* _OBJECTIVE_
For the listing underneath, give the count of lines containing the string "duration" and nothing further.
:: WORKING DATA ::
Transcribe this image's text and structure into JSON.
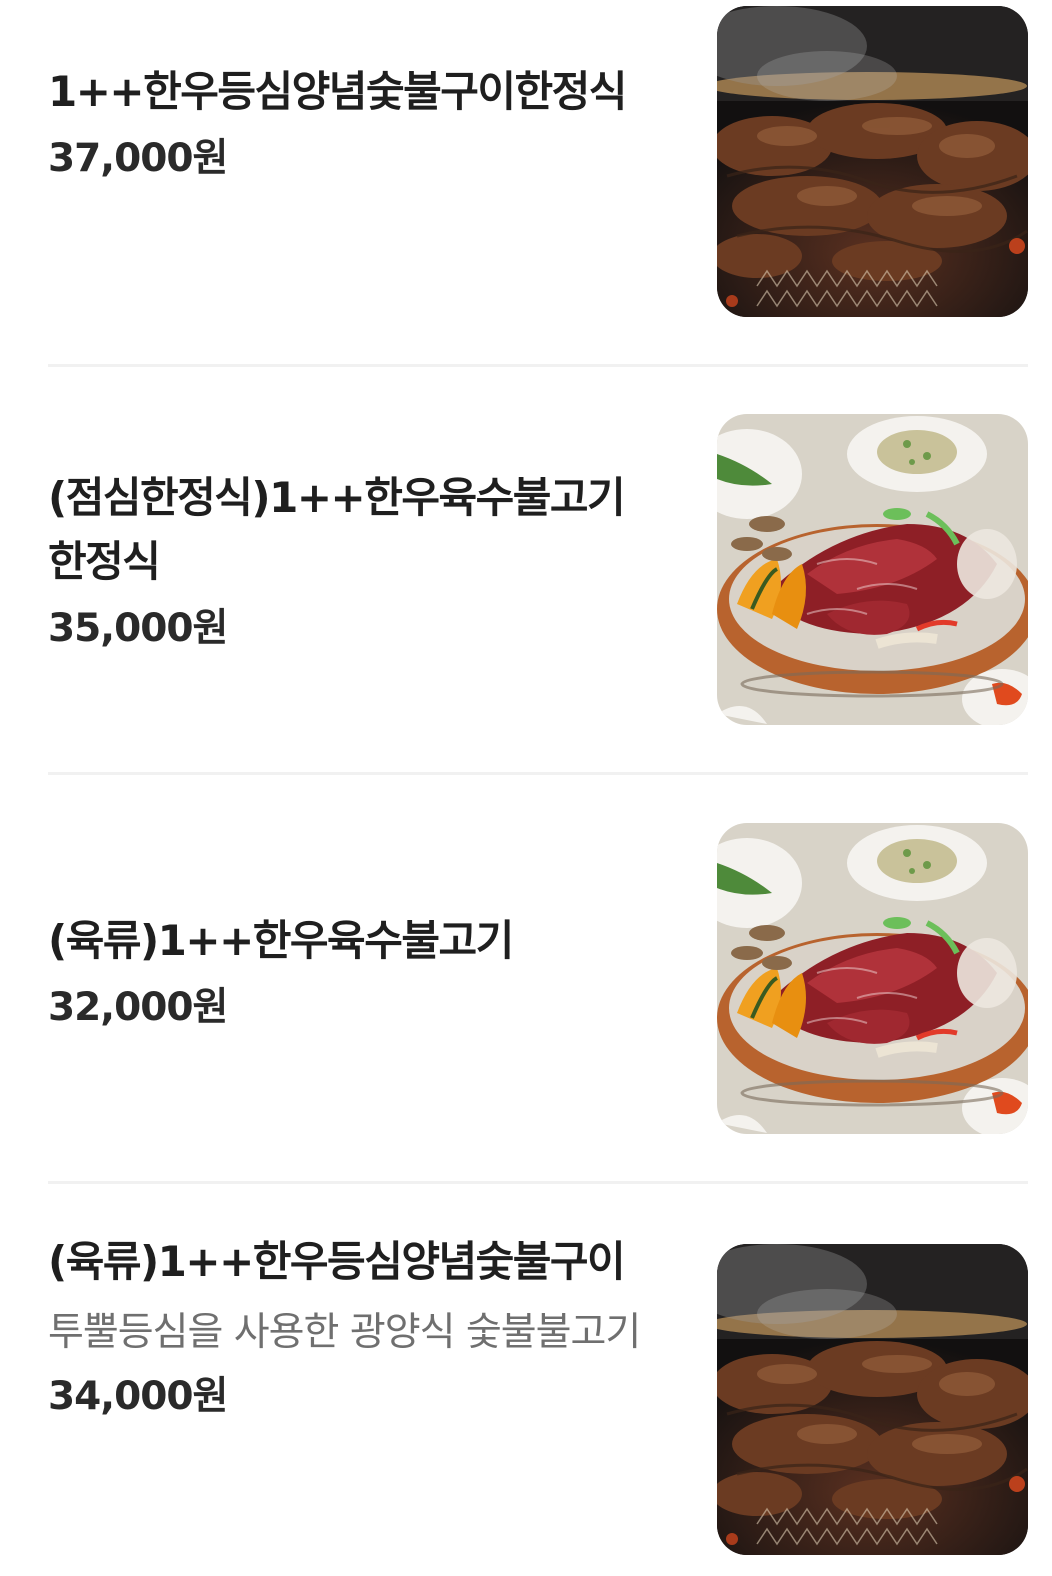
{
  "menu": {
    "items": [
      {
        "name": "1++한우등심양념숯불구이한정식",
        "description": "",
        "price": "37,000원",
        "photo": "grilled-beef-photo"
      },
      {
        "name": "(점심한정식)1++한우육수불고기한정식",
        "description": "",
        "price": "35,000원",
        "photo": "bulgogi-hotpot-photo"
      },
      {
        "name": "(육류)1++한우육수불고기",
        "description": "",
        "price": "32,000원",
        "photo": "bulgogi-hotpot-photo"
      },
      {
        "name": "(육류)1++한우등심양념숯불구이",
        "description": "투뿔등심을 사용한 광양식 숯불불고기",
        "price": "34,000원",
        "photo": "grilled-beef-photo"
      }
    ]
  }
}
:::
:: WORKING DATA ::
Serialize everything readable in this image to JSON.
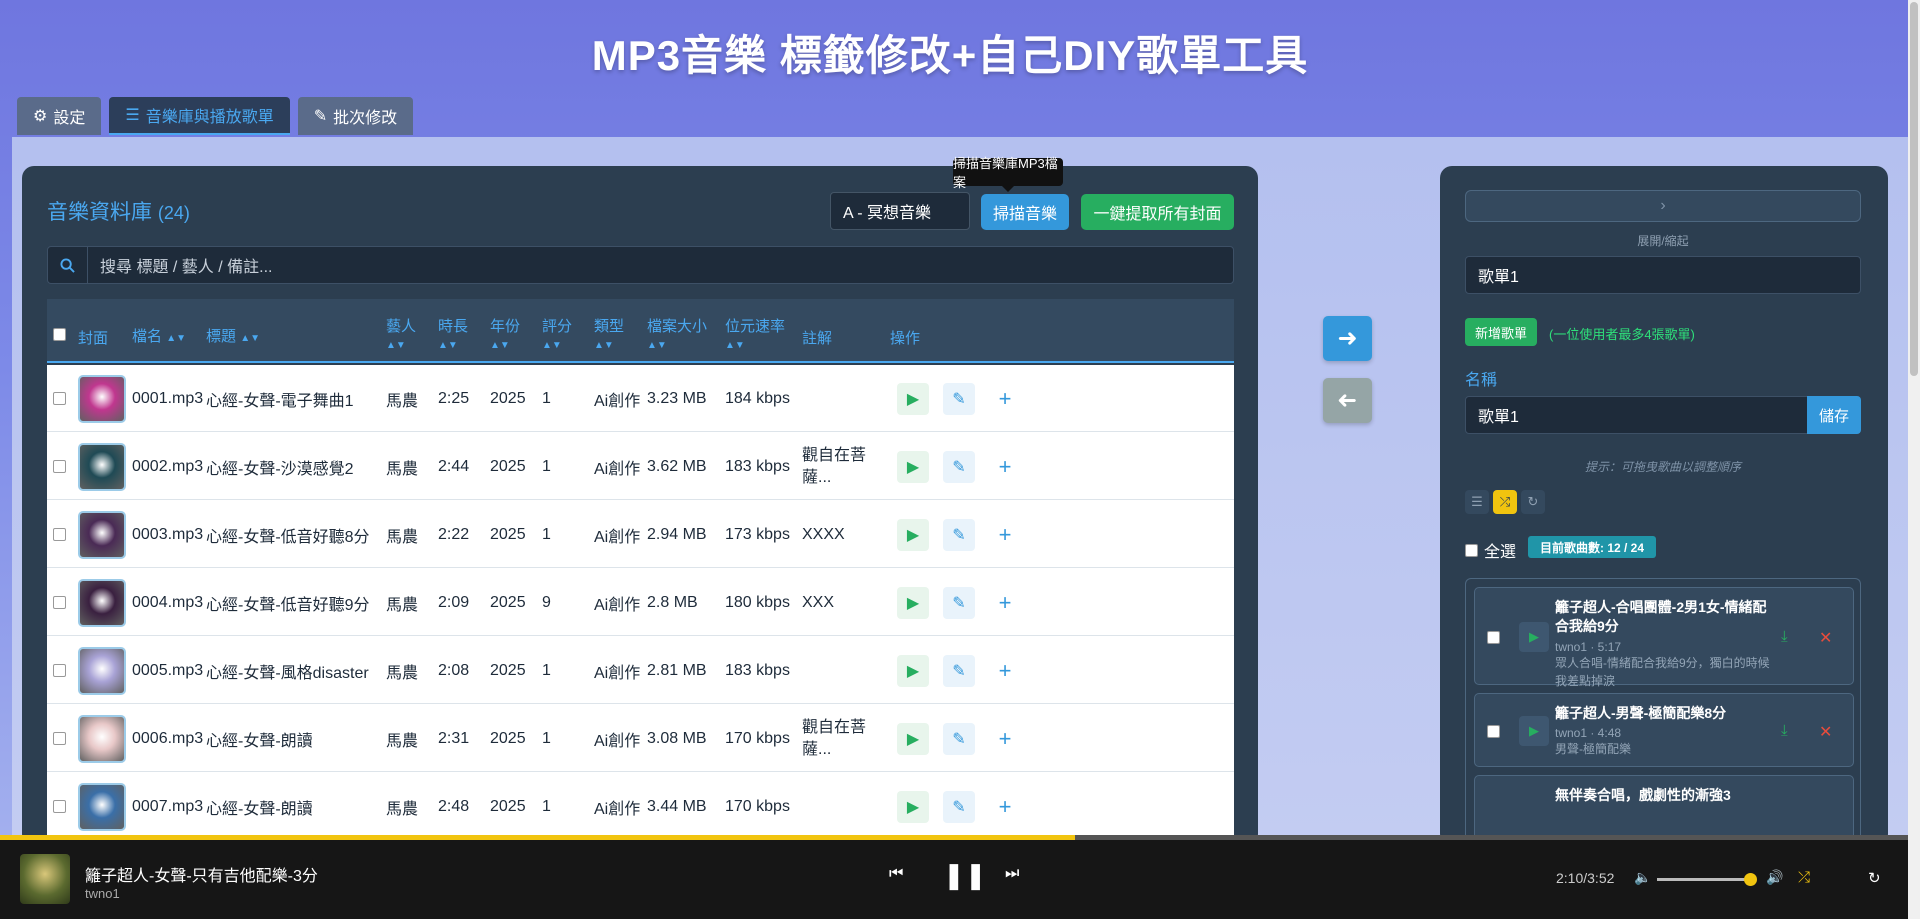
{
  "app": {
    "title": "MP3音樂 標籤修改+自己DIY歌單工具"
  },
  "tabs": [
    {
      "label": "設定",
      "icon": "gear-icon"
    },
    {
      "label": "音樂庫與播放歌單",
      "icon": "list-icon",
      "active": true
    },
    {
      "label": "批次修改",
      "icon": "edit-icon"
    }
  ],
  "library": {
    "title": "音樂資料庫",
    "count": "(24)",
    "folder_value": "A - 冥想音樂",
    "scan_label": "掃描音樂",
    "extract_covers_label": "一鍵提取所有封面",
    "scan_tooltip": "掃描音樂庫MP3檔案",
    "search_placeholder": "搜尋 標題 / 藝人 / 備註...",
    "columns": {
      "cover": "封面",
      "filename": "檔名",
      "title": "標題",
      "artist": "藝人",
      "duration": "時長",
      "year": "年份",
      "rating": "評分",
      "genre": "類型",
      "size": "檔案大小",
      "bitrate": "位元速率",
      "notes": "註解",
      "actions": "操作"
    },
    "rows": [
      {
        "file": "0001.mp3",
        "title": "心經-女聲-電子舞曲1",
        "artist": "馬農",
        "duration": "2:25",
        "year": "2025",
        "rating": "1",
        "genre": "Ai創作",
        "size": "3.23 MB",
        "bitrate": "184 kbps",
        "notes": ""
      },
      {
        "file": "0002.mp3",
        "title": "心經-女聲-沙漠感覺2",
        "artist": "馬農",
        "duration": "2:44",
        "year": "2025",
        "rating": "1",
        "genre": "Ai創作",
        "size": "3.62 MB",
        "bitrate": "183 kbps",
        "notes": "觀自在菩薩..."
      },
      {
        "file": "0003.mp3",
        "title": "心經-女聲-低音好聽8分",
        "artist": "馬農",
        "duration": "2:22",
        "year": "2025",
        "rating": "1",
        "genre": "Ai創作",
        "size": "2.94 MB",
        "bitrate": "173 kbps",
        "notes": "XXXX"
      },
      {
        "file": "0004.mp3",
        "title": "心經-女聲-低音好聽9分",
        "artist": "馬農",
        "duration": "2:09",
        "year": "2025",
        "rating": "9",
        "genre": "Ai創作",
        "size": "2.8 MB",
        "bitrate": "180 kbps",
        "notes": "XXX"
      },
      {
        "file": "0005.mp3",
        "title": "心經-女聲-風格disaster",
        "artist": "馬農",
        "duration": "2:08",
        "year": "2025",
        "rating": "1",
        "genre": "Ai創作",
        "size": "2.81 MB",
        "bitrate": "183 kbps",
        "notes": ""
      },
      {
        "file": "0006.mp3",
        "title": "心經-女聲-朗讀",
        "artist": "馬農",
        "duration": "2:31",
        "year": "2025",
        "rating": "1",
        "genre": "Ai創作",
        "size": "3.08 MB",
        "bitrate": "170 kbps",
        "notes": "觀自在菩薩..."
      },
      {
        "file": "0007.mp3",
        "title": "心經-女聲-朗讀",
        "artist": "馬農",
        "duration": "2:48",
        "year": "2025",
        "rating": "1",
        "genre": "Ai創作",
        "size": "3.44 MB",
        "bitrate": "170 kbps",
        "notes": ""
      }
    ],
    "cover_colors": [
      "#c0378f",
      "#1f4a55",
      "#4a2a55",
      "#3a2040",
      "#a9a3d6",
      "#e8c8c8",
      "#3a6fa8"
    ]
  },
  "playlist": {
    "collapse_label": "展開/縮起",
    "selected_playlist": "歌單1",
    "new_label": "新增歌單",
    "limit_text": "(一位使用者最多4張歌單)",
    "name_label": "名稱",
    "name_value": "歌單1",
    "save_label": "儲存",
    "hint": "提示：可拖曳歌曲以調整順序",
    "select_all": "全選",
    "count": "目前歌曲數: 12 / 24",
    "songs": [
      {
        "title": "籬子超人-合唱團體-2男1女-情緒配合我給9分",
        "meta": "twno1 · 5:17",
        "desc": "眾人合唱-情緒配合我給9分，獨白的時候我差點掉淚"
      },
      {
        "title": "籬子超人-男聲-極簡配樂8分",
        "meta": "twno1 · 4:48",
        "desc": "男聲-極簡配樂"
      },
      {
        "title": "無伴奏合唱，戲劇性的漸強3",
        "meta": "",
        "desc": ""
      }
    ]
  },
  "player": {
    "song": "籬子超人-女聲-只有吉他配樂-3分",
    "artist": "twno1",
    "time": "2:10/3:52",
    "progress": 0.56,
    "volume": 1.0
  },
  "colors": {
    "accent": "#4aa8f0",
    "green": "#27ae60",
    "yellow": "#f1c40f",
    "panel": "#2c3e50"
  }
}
:::
:: WORKING DATA ::
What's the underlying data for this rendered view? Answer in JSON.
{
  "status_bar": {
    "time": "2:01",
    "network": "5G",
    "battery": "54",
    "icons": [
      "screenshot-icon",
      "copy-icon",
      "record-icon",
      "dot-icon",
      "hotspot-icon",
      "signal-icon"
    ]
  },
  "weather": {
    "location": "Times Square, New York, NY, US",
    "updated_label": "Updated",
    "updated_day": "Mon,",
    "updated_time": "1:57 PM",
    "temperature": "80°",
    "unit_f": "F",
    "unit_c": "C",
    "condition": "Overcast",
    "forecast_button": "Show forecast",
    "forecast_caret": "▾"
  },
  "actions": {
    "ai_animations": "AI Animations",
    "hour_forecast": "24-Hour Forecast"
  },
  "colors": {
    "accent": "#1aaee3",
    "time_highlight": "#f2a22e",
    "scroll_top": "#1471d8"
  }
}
:::
* _ANSWER TO THIS EXERCISE_
8